▶ WORK TO DO:
Show every line of the records below that contains the word "View".

=-=-=

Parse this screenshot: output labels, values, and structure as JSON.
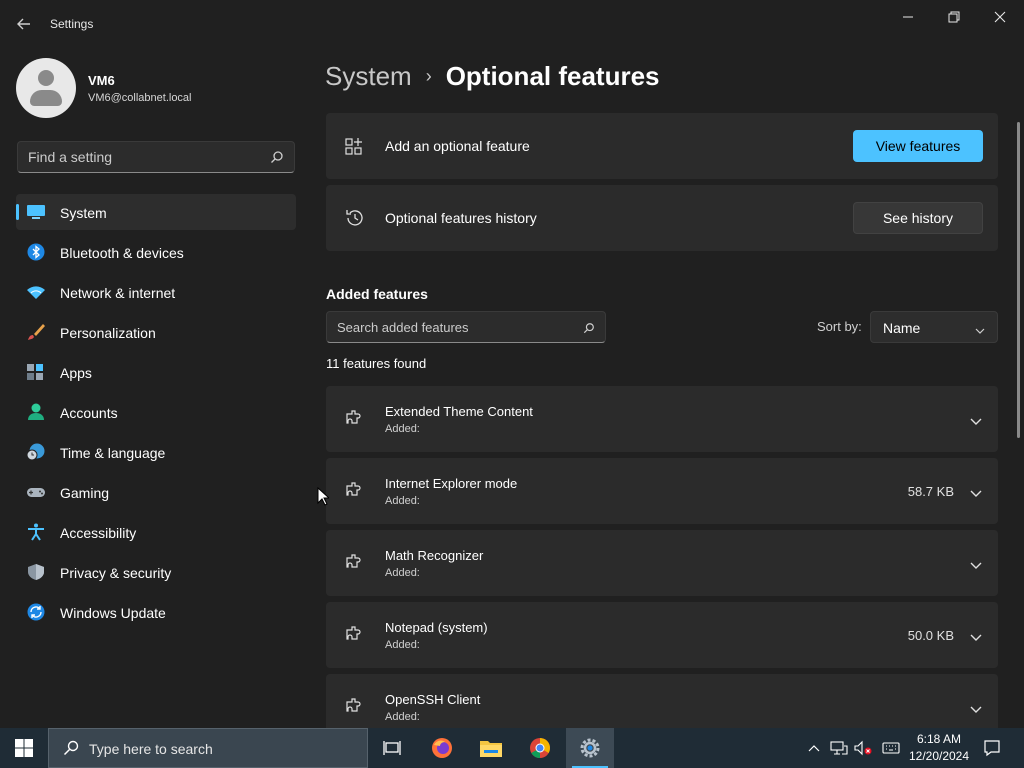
{
  "window": {
    "title": "Settings"
  },
  "profile": {
    "name": "VM6",
    "email": "VM6@collabnet.local"
  },
  "search": {
    "placeholder": "Find a setting"
  },
  "nav": {
    "items": [
      {
        "label": "System",
        "icon": "system-icon",
        "active": true
      },
      {
        "label": "Bluetooth & devices",
        "icon": "bluetooth-icon"
      },
      {
        "label": "Network & internet",
        "icon": "wifi-icon"
      },
      {
        "label": "Personalization",
        "icon": "brush-icon"
      },
      {
        "label": "Apps",
        "icon": "apps-icon"
      },
      {
        "label": "Accounts",
        "icon": "account-icon"
      },
      {
        "label": "Time & language",
        "icon": "globe-clock-icon"
      },
      {
        "label": "Gaming",
        "icon": "gamepad-icon"
      },
      {
        "label": "Accessibility",
        "icon": "accessibility-icon"
      },
      {
        "label": "Privacy & security",
        "icon": "shield-icon"
      },
      {
        "label": "Windows Update",
        "icon": "update-icon"
      }
    ]
  },
  "breadcrumb": {
    "parent": "System",
    "separator": "›",
    "current": "Optional features"
  },
  "add_card": {
    "label": "Add an optional feature",
    "button": "View features"
  },
  "history_card": {
    "label": "Optional features history",
    "button": "See history"
  },
  "added": {
    "title": "Added features",
    "search_placeholder": "Search added features",
    "sort_label": "Sort by:",
    "sort_value": "Name",
    "count": "11 features found",
    "features": [
      {
        "name": "Extended Theme Content",
        "status": "Added:",
        "size": ""
      },
      {
        "name": "Internet Explorer mode",
        "status": "Added:",
        "size": "58.7 KB"
      },
      {
        "name": "Math Recognizer",
        "status": "Added:",
        "size": ""
      },
      {
        "name": "Notepad (system)",
        "status": "Added:",
        "size": "50.0 KB"
      },
      {
        "name": "OpenSSH Client",
        "status": "Added:",
        "size": ""
      }
    ]
  },
  "taskbar": {
    "search_text": "Type here to search",
    "time": "6:18 AM",
    "date": "12/20/2024"
  },
  "colors": {
    "accent": "#4cc2ff",
    "background": "#202020",
    "card": "#2b2b2b",
    "taskbar": "#1f2c36"
  }
}
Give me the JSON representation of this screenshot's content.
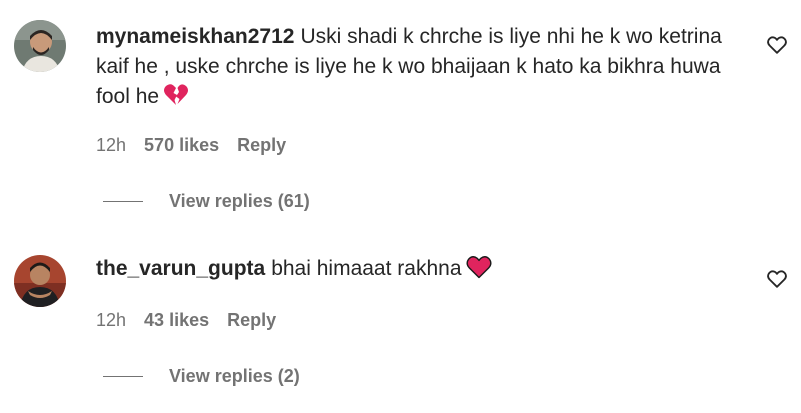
{
  "comments": [
    {
      "username": "mynameiskhan2712",
      "text": "Uski shadi k chrche is liye nhi he k wo ketrina kaif he , uske chrche is liye he k wo bhaijaan k hato ka bikhra huwa fool he",
      "emoji": "broken-heart-icon",
      "time": "12h",
      "likes": "570 likes",
      "reply_label": "Reply",
      "view_replies": "View replies (61)"
    },
    {
      "username": "the_varun_gupta",
      "text": "bhai himaaat rakhna",
      "emoji": "red-heart-icon",
      "time": "12h",
      "likes": "43 likes",
      "reply_label": "Reply",
      "view_replies": "View replies (2)"
    }
  ],
  "colors": {
    "text_primary": "#262626",
    "text_secondary": "#737373",
    "emoji_red": "#e0245e"
  }
}
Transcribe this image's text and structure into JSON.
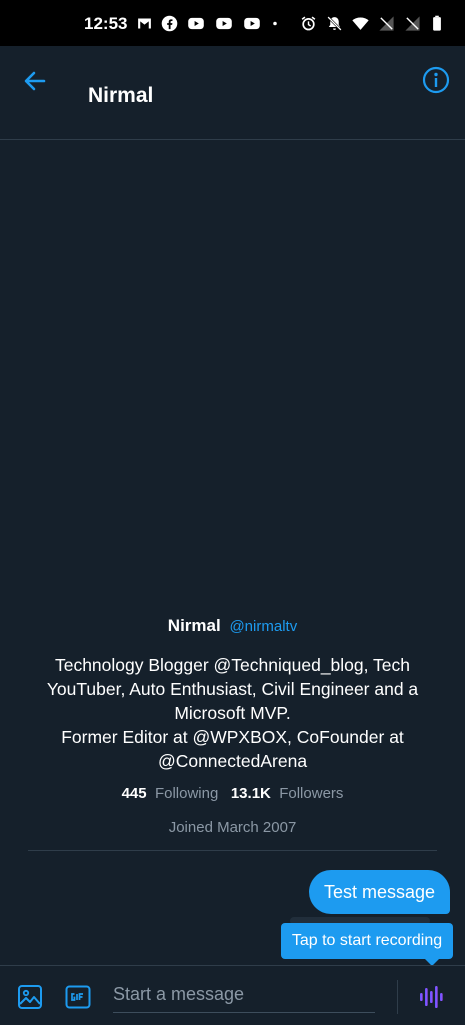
{
  "status_bar": {
    "time": "12:53",
    "left_icons": [
      "gmail-icon",
      "facebook-icon",
      "youtube-icon",
      "youtube-icon",
      "youtube-icon",
      "dot-icon"
    ],
    "right_icons": [
      "alarm-icon",
      "bell-off-icon",
      "wifi-icon",
      "no-signal-icon",
      "no-signal-icon",
      "battery-icon"
    ]
  },
  "header": {
    "title": "Nirmal",
    "back_icon": "arrow-left-icon",
    "info_icon": "info-icon"
  },
  "profile": {
    "name": "Nirmal",
    "handle": "@nirmaltv",
    "bio": "Technology Blogger @Techniqued_blog, Tech YouTuber, Auto Enthusiast, Civil Engineer and a Microsoft MVP.\nFormer Editor at @WPXBOX, CoFounder at @ConnectedArena",
    "following_count": "445",
    "following_label": "Following",
    "followers_count": "13.1K",
    "followers_label": "Followers",
    "joined": "Joined March 2007"
  },
  "messages": [
    {
      "text": "Test message",
      "direction": "outgoing"
    }
  ],
  "tooltip": {
    "text": "Tap to start recording"
  },
  "composer": {
    "placeholder": "Start a message",
    "media_icon": "image-icon",
    "gif_icon": "gif-icon",
    "voice_icon": "voice-record-icon"
  },
  "colors": {
    "background": "#15202b",
    "accent": "#1d9bf0",
    "secondary_text": "#8b98a5",
    "voice_accent": "#7856ff"
  }
}
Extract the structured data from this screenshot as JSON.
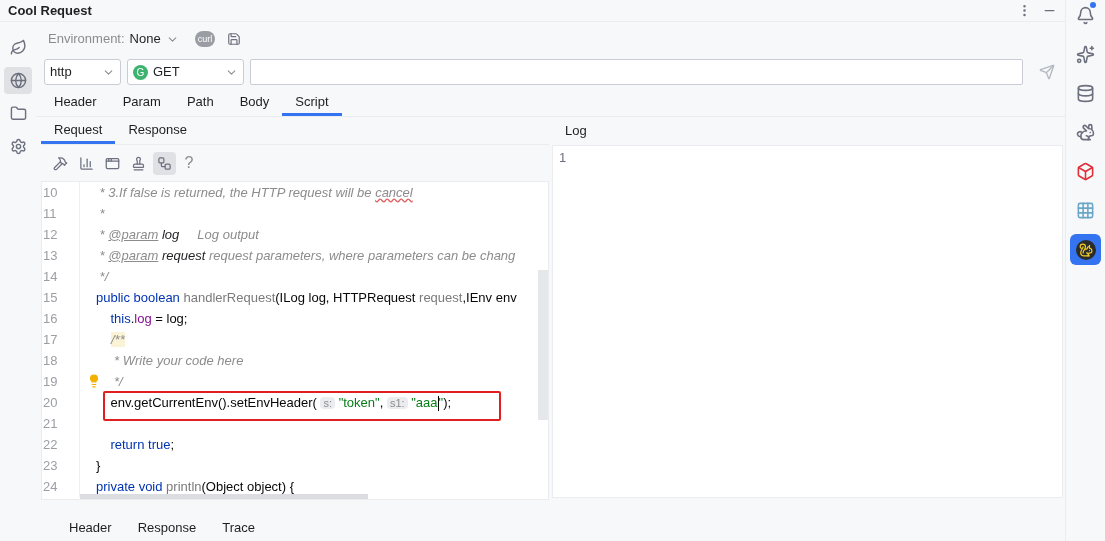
{
  "window": {
    "title": "Cool Request"
  },
  "left_toolbar": [
    {
      "kind": "leaf",
      "selected": false
    },
    {
      "kind": "request",
      "selected": true
    },
    {
      "kind": "folder",
      "selected": false
    },
    {
      "kind": "settings",
      "selected": false
    }
  ],
  "environment": {
    "label": "Environment:",
    "value": "None",
    "curl_badge": "curl"
  },
  "protocol_select": {
    "value": "http"
  },
  "method_select": {
    "badge": "G",
    "value": "GET"
  },
  "request_tabs": [
    {
      "label": "Header",
      "selected": false
    },
    {
      "label": "Param",
      "selected": false
    },
    {
      "label": "Path",
      "selected": false
    },
    {
      "label": "Body",
      "selected": false
    },
    {
      "label": "Script",
      "selected": true
    }
  ],
  "script_tabs": [
    {
      "label": "Request",
      "selected": true
    },
    {
      "label": "Response",
      "selected": false
    }
  ],
  "editor_toolbar": {
    "tools": [
      {
        "kind": "hammer",
        "selected": false
      },
      {
        "kind": "columns",
        "selected": false
      },
      {
        "kind": "window",
        "selected": false
      },
      {
        "kind": "stamp",
        "selected": false
      },
      {
        "kind": "nodes",
        "selected": true
      }
    ],
    "help": "?"
  },
  "editor": {
    "lines": [
      {
        "number": "10",
        "tokens": [
          {
            "kind": "comment",
            "text": " * 3.If false is returned, the HTTP request will be "
          },
          {
            "kind": "typo",
            "text": "cancel"
          }
        ]
      },
      {
        "number": "11",
        "tokens": [
          {
            "kind": "comment",
            "text": " *"
          }
        ]
      },
      {
        "number": "12",
        "tokens": [
          {
            "kind": "comment",
            "text": " * "
          },
          {
            "kind": "doctag",
            "text": "@param"
          },
          {
            "kind": "docparam",
            "text": " log"
          },
          {
            "kind": "comment",
            "text": "     Log output"
          }
        ]
      },
      {
        "number": "13",
        "tokens": [
          {
            "kind": "comment",
            "text": " * "
          },
          {
            "kind": "doctag",
            "text": "@param"
          },
          {
            "kind": "docparam",
            "text": " request"
          },
          {
            "kind": "comment",
            "text": " request parameters, where parameters can be chang"
          }
        ]
      },
      {
        "number": "14",
        "tokens": [
          {
            "kind": "comment",
            "text": " */"
          }
        ]
      },
      {
        "number": "15",
        "tokens": [
          {
            "kind": "keyword",
            "text": "public boolean "
          },
          {
            "kind": "unused",
            "text": "handlerRequest"
          },
          {
            "kind": "plain",
            "text": "(ILog log, HTTPRequest "
          },
          {
            "kind": "unused",
            "text": "request"
          },
          {
            "kind": "plain",
            "text": ",IEnv env"
          }
        ]
      },
      {
        "number": "16",
        "tokens": [
          {
            "kind": "keyword",
            "text": "    this"
          },
          {
            "kind": "plain",
            "text": "."
          },
          {
            "kind": "field",
            "text": "log"
          },
          {
            "kind": "plain",
            "text": " = log;"
          }
        ]
      },
      {
        "number": "17",
        "tokens": [
          {
            "kind": "indent"
          },
          {
            "kind": "match",
            "text": "/**"
          }
        ]
      },
      {
        "number": "18",
        "tokens": [
          {
            "kind": "comment",
            "text": "     * Write your code here"
          }
        ]
      },
      {
        "number": "19",
        "bulb": true,
        "tokens": [
          {
            "kind": "comment",
            "text": "     */"
          }
        ]
      },
      {
        "number": "20",
        "highlighted": true,
        "tokens": [
          {
            "kind": "plain",
            "text": "    env.getCurrentEnv().setEnvHeader( "
          },
          {
            "kind": "hint",
            "text": "s:"
          },
          {
            "kind": "string",
            "text": " \"token\""
          },
          {
            "kind": "plain",
            "text": ", "
          },
          {
            "kind": "hint",
            "text": "s1:"
          },
          {
            "kind": "string",
            "text": " \"aaa"
          },
          {
            "kind": "caret"
          },
          {
            "kind": "string",
            "text": "\""
          },
          {
            "kind": "plain",
            "text": ");"
          }
        ]
      },
      {
        "number": "21"
      },
      {
        "number": "22",
        "tokens": [
          {
            "kind": "keyword",
            "text": "    return true"
          },
          {
            "kind": "plain",
            "text": ";"
          }
        ]
      },
      {
        "number": "23",
        "tokens": [
          {
            "kind": "plain",
            "text": "}"
          }
        ]
      },
      {
        "number": "24",
        "tokens": [
          {
            "kind": "keyword",
            "text": "private void "
          },
          {
            "kind": "unused",
            "text": "println"
          },
          {
            "kind": "plain",
            "text": "(Object object) {"
          }
        ]
      }
    ]
  },
  "log_panel": {
    "tab": "Log",
    "lines": [
      {
        "number": "1"
      }
    ]
  },
  "bottom_tabs": [
    {
      "label": "Header",
      "selected": false
    },
    {
      "label": "Response",
      "selected": false
    },
    {
      "label": "Trace",
      "selected": false
    }
  ],
  "right_toolbar": [
    {
      "kind": "bell",
      "selected": false,
      "badge": true
    },
    {
      "kind": "sparkle",
      "selected": false
    },
    {
      "kind": "database",
      "selected": false
    },
    {
      "kind": "animal",
      "selected": false
    },
    {
      "kind": "cube",
      "selected": false
    },
    {
      "kind": "grid",
      "selected": false
    },
    {
      "kind": "squirrel",
      "selected": true
    }
  ]
}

=-=-=

▶ SOLUTION TO THIS EXERCISE:
    "button": "View features"
      "view_replies": "View replies (61)"
      "view_replies": "View replies (2)"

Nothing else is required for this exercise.